* START RECORDS FOR THIS EXERCISE *

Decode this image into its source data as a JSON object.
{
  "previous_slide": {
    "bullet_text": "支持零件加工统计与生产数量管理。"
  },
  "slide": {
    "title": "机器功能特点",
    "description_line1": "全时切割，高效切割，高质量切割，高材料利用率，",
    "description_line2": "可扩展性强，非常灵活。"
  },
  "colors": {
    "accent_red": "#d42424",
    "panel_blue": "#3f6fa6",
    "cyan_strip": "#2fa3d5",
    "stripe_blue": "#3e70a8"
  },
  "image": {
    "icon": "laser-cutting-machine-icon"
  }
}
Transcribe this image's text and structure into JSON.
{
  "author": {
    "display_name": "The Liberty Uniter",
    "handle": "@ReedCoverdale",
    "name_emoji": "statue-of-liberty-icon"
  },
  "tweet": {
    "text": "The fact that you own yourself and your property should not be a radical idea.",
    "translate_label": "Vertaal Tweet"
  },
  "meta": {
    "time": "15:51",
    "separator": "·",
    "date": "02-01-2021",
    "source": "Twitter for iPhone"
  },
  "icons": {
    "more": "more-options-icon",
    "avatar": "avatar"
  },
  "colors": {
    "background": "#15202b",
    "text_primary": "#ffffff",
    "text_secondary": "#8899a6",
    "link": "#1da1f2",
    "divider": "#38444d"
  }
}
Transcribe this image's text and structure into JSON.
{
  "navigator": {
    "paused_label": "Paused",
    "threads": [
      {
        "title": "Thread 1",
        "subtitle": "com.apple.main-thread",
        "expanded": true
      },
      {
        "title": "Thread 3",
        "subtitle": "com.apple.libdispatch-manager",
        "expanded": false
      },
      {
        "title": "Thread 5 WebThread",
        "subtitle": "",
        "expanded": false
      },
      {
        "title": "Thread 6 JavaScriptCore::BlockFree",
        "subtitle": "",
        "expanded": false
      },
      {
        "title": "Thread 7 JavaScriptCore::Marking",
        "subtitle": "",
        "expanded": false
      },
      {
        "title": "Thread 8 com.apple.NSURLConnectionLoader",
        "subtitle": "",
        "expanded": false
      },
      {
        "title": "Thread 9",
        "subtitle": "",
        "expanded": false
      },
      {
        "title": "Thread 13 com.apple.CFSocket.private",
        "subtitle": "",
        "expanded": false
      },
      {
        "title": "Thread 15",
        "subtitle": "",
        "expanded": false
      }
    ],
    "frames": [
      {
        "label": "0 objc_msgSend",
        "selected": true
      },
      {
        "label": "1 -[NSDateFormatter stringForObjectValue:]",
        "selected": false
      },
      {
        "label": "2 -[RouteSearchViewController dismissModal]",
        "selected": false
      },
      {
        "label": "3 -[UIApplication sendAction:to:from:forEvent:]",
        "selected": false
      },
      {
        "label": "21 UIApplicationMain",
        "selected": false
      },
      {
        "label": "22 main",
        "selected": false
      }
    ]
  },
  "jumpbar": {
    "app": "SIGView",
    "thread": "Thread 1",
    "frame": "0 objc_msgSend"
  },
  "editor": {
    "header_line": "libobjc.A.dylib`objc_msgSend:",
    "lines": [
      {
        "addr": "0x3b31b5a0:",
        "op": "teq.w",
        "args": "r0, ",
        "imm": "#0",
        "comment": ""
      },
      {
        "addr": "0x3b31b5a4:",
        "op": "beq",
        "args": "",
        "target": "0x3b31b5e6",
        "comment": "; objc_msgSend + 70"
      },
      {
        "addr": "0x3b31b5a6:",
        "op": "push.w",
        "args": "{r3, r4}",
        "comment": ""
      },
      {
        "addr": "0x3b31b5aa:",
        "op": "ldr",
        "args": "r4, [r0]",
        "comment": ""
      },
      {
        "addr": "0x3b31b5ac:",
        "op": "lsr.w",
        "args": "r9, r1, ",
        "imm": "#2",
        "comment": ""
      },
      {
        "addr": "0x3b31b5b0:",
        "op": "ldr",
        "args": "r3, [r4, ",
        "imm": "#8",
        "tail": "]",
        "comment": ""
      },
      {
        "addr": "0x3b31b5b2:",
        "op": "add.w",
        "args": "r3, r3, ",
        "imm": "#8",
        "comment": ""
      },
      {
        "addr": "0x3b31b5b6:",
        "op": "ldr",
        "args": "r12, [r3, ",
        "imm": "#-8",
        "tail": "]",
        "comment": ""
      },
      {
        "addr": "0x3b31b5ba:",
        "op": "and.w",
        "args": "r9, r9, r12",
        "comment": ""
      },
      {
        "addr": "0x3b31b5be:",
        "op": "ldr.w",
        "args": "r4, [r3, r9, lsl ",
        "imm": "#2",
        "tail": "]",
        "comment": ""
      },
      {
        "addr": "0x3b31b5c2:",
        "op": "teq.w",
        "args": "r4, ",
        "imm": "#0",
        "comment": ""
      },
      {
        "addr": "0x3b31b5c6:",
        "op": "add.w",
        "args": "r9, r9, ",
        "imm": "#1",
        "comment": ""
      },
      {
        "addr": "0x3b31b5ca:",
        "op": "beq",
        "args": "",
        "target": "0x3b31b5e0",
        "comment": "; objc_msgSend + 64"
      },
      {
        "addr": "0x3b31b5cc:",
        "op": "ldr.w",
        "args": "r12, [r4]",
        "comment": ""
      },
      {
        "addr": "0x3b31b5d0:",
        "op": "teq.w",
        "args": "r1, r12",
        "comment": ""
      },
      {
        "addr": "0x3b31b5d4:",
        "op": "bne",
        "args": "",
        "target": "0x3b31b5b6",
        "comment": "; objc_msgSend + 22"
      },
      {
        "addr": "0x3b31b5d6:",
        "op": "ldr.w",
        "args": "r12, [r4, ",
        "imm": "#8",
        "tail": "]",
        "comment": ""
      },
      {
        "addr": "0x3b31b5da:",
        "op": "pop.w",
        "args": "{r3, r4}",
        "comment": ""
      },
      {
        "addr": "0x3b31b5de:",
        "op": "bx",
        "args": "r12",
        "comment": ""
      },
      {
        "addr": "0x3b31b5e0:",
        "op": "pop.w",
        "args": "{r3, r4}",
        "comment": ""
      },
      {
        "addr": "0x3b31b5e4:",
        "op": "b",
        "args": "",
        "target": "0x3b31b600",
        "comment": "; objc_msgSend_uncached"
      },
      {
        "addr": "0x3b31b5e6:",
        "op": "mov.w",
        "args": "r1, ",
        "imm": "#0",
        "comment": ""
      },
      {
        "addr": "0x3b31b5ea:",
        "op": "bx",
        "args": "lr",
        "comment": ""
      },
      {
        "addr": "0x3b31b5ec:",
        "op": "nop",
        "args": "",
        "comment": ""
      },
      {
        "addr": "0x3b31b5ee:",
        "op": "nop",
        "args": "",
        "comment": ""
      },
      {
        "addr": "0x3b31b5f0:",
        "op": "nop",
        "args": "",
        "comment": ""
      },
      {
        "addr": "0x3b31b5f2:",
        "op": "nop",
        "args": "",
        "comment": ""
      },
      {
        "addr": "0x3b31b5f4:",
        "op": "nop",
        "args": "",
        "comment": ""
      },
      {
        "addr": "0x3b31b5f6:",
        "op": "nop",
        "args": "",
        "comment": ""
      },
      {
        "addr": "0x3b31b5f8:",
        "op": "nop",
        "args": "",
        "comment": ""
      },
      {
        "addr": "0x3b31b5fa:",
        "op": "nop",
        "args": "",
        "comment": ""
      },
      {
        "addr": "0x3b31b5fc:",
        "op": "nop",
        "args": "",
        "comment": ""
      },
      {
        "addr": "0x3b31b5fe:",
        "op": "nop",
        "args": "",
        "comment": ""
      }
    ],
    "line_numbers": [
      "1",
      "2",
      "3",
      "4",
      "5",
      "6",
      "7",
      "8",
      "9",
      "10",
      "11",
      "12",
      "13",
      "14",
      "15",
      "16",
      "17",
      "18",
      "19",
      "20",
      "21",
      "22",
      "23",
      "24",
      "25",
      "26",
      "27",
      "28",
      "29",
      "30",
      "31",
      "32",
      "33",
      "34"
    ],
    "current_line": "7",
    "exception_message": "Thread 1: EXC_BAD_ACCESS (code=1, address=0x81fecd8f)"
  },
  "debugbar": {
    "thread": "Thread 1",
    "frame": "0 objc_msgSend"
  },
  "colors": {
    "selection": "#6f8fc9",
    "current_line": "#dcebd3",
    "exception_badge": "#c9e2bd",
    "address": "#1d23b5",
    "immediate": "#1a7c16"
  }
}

* END RECORDS FOR THIS EXERCISE *

### SET TASK
Of all the lines above, how many contain "image"? Give the number and nothing more.

### TASK RESPONSE
4